=== The exercise ===
Print each line exactly as it is given.

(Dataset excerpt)

start

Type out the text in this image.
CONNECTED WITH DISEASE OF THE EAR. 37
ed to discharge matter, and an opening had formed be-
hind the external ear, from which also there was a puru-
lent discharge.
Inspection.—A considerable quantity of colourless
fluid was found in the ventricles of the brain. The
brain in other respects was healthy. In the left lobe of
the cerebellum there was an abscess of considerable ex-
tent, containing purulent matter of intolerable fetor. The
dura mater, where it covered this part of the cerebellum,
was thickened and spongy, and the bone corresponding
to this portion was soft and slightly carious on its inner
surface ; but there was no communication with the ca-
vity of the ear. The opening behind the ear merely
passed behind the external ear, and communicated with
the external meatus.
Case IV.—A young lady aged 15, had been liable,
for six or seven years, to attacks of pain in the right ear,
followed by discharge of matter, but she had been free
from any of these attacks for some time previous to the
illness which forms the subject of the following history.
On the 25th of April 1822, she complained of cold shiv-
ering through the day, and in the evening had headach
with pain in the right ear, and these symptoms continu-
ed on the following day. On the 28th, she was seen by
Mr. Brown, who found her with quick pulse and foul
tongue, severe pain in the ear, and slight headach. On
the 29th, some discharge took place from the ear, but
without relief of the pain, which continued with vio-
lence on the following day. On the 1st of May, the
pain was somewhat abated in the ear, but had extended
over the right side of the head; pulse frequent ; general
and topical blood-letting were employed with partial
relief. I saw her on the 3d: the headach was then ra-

end

=== Response below ===
Type out the text in this image.
CONNECTED WITH DISEASE OF THE EAR. 37
ed to discharge matter, and an opening had formed be-
hind the external ear, from which also there was a puru-
lent discharge.
Inspection.—A considerable quantity of colourless
fluid was found in the ventricles of the brain. The
brain in other respects was healthy. In the left lobe of
the cerebellum there was an abscess of considerable ex-
tent, containing purulent matter of intolerable fetor. The
dura mater, where it covered this part of the cerebellum,
was thickened and spongy, and the bone corresponding
to this portion was soft and slightly carious on its inner
surface ; but there was no communication with the ca-
vity of the ear. The opening behind the ear merely
passed behind the external ear, and communicated with
the external meatus.
Case IV.—A young lady aged 15, had been liable,
for six or seven years, to attacks of pain in the right ear,
followed by discharge of matter, but she had been free
from any of these attacks for some time previous to the
illness which forms the subject of the following history.
On the 25th of April 1822, she complained of cold shiv-
ering through the day, and in the evening had headach
with pain in the right ear, and these symptoms continu-
ed on the following day. On the 28th, she was seen by
Mr. Brown, who found her with quick pulse and foul
tongue, severe pain in the ear, and slight headach. On
the 29th, some discharge took place from the ear, but
without relief of the pain, which continued with vio-
lence on the following day. On the 1st of May, the
pain was somewhat abated in the ear, but had extended
over the right side of the head; pulse frequent ; general
and topical blood-letting were employed with partial
relief. I saw her on the 3d: the headach was then ra-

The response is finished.